===== EXERCISE DATA

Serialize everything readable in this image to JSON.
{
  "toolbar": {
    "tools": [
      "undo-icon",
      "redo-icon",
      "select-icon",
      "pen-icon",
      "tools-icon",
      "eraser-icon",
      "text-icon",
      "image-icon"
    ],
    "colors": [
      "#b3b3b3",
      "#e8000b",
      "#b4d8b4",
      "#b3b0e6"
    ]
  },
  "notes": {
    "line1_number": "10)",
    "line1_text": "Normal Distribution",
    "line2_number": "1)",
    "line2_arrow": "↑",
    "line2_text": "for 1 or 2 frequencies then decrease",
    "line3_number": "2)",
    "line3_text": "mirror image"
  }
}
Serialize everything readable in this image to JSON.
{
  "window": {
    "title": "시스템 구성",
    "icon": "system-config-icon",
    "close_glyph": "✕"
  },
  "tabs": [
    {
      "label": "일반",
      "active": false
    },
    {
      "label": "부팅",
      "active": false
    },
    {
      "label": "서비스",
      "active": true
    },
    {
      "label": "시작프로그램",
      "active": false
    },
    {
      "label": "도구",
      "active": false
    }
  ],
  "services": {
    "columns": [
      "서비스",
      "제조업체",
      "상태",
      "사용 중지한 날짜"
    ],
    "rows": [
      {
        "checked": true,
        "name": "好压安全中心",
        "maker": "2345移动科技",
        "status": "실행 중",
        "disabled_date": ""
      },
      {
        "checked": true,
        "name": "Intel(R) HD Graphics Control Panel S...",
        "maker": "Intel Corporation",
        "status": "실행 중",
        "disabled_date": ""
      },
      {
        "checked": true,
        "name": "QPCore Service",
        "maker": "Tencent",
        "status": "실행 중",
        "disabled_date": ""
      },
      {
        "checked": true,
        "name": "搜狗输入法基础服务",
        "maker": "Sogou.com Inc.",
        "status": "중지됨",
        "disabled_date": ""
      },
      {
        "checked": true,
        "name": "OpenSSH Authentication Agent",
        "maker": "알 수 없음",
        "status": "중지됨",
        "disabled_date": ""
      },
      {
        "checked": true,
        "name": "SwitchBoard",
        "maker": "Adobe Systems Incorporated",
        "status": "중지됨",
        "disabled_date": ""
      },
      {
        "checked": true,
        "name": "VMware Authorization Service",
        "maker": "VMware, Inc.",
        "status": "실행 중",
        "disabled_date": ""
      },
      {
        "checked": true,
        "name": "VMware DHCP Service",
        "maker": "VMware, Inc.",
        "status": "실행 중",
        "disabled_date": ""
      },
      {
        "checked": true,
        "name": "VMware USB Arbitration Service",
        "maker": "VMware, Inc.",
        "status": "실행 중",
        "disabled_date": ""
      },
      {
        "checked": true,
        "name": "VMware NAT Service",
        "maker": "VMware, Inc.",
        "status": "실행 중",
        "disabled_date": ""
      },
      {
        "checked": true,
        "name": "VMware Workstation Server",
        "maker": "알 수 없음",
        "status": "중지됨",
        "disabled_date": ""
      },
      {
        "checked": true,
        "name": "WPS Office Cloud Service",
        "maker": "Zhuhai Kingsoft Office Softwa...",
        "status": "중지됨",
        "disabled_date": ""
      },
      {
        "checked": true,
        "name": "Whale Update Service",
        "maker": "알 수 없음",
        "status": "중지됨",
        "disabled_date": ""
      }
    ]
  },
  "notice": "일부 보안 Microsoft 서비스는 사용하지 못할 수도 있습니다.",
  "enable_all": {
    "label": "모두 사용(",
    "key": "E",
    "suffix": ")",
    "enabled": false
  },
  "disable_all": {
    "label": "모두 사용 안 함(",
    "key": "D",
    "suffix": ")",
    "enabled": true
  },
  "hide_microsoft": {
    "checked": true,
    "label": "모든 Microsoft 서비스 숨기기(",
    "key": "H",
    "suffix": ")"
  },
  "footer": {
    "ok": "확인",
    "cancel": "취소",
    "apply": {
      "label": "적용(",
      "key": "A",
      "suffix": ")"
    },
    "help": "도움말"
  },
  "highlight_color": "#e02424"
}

==========

What do the records say? Quote them all exactly.

Serialize everything readable in this image to JSON.
{
  "toolbar": {
    "tools": [
      "undo-icon",
      "redo-icon",
      "select-icon",
      "pen-icon",
      "tools-icon",
      "eraser-icon",
      "text-icon",
      "image-icon"
    ],
    "colors": [
      "#b3b3b3",
      "#e8000b",
      "#b4d8b4",
      "#b3b0e6"
    ]
  },
  "notes": {
    "line1_number": "10)",
    "line1_text": "Normal Distribution",
    "line2_number": "1)",
    "line2_arrow": "↑",
    "line2_text": "for 1 or 2 frequencies then decrease",
    "line3_number": "2)",
    "line3_text": "mirror image"
  }
}
Serialize everything readable in this image to JSON.
{
  "window": {
    "title": "시스템 구성",
    "icon": "system-config-icon",
    "close_glyph": "✕"
  },
  "tabs": [
    {
      "label": "일반",
      "active": false
    },
    {
      "label": "부팅",
      "active": false
    },
    {
      "label": "서비스",
      "active": true
    },
    {
      "label": "시작프로그램",
      "active": false
    },
    {
      "label": "도구",
      "active": false
    }
  ],
  "services": {
    "columns": [
      "서비스",
      "제조업체",
      "상태",
      "사용 중지한 날짜"
    ],
    "rows": [
      {
        "checked": true,
        "name": "好压安全中心",
        "maker": "2345移动科技",
        "status": "실행 중",
        "disabled_date": ""
      },
      {
        "checked": true,
        "name": "Intel(R) HD Graphics Control Panel S...",
        "maker": "Intel Corporation",
        "status": "실행 중",
        "disabled_date": ""
      },
      {
        "checked": true,
        "name": "QPCore Service",
        "maker": "Tencent",
        "status": "실행 중",
        "disabled_date": ""
      },
      {
        "checked": true,
        "name": "搜狗输入法基础服务",
        "maker": "Sogou.com Inc.",
        "status": "중지됨",
        "disabled_date": ""
      },
      {
        "checked": true,
        "name": "OpenSSH Authentication Agent",
        "maker": "알 수 없음",
        "status": "중지됨",
        "disabled_date": ""
      },
      {
        "checked": true,
        "name": "SwitchBoard",
        "maker": "Adobe Systems Incorporated",
        "status": "중지됨",
        "disabled_date": ""
      },
      {
        "checked": true,
        "name": "VMware Authorization Service",
        "maker": "VMware, Inc.",
        "status": "실행 중",
        "disabled_date": ""
      },
      {
        "checked": true,
        "name": "VMware DHCP Service",
        "maker": "VMware, Inc.",
        "status": "실행 중",
        "disabled_date": ""
      },
      {
        "checked": true,
        "name": "VMware USB Arbitration Service",
        "maker": "VMware, Inc.",
        "status": "실행 중",
        "disabled_date": ""
      },
      {
        "checked": true,
        "name": "VMware NAT Service",
        "maker": "VMware, Inc.",
        "status": "실행 중",
        "disabled_date": ""
      },
      {
        "checked": true,
        "name": "VMware Workstation Server",
        "maker": "알 수 없음",
        "status": "중지됨",
        "disabled_date": ""
      },
      {
        "checked": true,
        "name": "WPS Office Cloud Service",
        "maker": "Zhuhai Kingsoft Office Softwa...",
        "status": "중지됨",
        "disabled_date": ""
      },
      {
        "checked": true,
        "name": "Whale Update Service",
        "maker": "알 수 없음",
        "status": "중지됨",
        "disabled_date": ""
      }
    ]
  },
  "notice": "일부 보안 Microsoft 서비스는 사용하지 못할 수도 있습니다.",
  "enable_all": {
    "label": "모두 사용(",
    "key": "E",
    "suffix": ")",
    "enabled": false
  },
  "disable_all": {
    "label": "모두 사용 안 함(",
    "key": "D",
    "suffix": ")",
    "enabled": true
  },
  "hide_microsoft": {
    "checked": true,
    "label": "모든 Microsoft 서비스 숨기기(",
    "key": "H",
    "suffix": ")"
  },
  "footer": {
    "ok": "확인",
    "cancel": "취소",
    "apply": {
      "label": "적용(",
      "key": "A",
      "suffix": ")"
    },
    "help": "도움말"
  },
  "highlight_color": "#e02424"
}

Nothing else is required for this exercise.